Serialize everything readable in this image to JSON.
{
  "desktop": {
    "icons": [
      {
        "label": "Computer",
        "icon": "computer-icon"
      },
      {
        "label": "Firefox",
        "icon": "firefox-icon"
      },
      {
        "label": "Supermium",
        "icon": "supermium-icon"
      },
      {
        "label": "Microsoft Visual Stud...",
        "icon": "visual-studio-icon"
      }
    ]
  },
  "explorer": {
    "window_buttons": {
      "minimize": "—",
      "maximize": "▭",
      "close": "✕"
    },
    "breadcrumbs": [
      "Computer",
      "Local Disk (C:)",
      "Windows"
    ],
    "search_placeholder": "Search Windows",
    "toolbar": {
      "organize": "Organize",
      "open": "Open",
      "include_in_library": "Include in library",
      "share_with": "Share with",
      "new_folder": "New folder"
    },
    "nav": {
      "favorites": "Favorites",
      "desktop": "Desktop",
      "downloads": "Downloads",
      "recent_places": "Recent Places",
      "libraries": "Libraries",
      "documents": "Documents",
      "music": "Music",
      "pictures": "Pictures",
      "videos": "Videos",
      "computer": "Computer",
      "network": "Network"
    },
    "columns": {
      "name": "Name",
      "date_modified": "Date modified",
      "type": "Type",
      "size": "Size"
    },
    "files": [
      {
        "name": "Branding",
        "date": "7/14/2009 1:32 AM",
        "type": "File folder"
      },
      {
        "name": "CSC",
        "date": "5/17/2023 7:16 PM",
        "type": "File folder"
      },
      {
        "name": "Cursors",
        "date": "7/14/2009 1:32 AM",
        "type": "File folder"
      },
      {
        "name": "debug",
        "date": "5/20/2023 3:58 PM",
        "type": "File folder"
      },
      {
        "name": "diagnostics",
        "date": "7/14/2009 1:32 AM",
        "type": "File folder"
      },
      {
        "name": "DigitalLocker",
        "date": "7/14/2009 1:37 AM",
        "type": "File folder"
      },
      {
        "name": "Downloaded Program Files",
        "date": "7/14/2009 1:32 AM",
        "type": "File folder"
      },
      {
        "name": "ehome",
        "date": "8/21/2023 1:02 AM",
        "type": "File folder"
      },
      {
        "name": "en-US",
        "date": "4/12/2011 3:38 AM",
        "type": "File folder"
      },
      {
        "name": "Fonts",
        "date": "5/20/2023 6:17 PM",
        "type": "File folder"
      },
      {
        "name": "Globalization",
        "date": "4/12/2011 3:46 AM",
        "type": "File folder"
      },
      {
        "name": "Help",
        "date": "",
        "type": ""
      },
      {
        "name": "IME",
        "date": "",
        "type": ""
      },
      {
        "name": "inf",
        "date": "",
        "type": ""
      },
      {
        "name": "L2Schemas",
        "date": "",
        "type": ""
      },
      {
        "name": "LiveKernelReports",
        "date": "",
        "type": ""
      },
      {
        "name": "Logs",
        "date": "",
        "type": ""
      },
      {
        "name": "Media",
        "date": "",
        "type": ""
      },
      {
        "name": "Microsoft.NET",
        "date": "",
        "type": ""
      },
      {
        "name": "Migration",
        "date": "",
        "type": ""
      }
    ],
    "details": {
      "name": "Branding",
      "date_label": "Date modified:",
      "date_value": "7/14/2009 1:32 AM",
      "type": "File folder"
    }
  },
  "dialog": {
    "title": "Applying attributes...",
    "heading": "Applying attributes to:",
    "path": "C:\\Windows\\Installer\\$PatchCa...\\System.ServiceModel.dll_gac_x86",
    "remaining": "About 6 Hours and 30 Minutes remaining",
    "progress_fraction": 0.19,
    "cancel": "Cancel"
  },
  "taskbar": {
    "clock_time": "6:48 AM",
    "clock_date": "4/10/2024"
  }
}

---

> **AIM**: What is the number of lines in this listing that contain the word "attributes"? Answer with that number and nothing else.

> **OUTPUT BELOW**: 2